*** Material provided ***

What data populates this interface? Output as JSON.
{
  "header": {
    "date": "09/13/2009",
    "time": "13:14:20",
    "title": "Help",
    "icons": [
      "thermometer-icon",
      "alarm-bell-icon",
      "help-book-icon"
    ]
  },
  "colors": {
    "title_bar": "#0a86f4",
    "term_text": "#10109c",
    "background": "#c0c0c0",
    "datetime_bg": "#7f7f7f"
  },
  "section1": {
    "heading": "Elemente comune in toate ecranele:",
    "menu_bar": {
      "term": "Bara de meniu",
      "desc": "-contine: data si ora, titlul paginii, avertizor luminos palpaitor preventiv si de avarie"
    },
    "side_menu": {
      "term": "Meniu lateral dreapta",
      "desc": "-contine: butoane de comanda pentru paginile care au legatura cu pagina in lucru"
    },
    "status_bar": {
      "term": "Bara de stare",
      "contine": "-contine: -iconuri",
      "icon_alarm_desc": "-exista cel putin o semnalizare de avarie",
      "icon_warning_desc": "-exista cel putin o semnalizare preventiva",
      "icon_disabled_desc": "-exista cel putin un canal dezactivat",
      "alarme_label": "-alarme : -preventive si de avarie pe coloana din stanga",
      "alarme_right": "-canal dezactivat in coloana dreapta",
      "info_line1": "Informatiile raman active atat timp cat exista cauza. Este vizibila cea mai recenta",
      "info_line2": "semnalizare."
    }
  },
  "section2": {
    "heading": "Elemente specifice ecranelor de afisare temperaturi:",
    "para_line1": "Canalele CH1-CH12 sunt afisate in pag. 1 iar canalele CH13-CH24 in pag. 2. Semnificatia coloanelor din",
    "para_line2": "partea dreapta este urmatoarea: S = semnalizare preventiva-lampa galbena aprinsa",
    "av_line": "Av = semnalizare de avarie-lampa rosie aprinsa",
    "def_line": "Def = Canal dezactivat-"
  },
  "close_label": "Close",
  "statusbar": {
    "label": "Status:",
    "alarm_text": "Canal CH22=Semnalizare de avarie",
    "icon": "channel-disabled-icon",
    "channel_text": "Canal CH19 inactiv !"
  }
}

***

(To do)
Each entry above is to be printed again exactly.

(Written response)
What data populates this interface? Output as JSON.
{
  "header": {
    "date": "09/13/2009",
    "time": "13:14:20",
    "title": "Help",
    "icons": [
      "thermometer-icon",
      "alarm-bell-icon",
      "help-book-icon"
    ]
  },
  "colors": {
    "title_bar": "#0a86f4",
    "term_text": "#10109c",
    "background": "#c0c0c0",
    "datetime_bg": "#7f7f7f"
  },
  "section1": {
    "heading": "Elemente comune in toate ecranele:",
    "menu_bar": {
      "term": "Bara de meniu",
      "desc": "-contine: data si ora, titlul paginii, avertizor luminos palpaitor preventiv si de avarie"
    },
    "side_menu": {
      "term": "Meniu lateral dreapta",
      "desc": "-contine: butoane de comanda pentru paginile care au legatura cu pagina in lucru"
    },
    "status_bar": {
      "term": "Bara de stare",
      "contine": "-contine: -iconuri",
      "icon_alarm_desc": "-exista cel putin o semnalizare de avarie",
      "icon_warning_desc": "-exista cel putin o semnalizare preventiva",
      "icon_disabled_desc": "-exista cel putin un canal dezactivat",
      "alarme_label": "-alarme : -preventive si de avarie pe coloana din stanga",
      "alarme_right": "-canal dezactivat in coloana dreapta",
      "info_line1": "Informatiile raman active atat timp cat exista cauza. Este vizibila cea mai recenta",
      "info_line2": "semnalizare."
    }
  },
  "section2": {
    "heading": "Elemente specifice ecranelor de afisare temperaturi:",
    "para_line1": "Canalele CH1-CH12 sunt afisate in pag. 1 iar canalele CH13-CH24 in pag. 2. Semnificatia coloanelor din",
    "para_line2": "partea dreapta este urmatoarea: S = semnalizare preventiva-lampa galbena aprinsa",
    "av_line": "Av = semnalizare de avarie-lampa rosie aprinsa",
    "def_line": "Def = Canal dezactivat-"
  },
  "close_label": "Close",
  "statusbar": {
    "label": "Status:",
    "alarm_text": "Canal CH22=Semnalizare de avarie",
    "icon": "channel-disabled-icon",
    "channel_text": "Canal CH19 inactiv !"
  }
}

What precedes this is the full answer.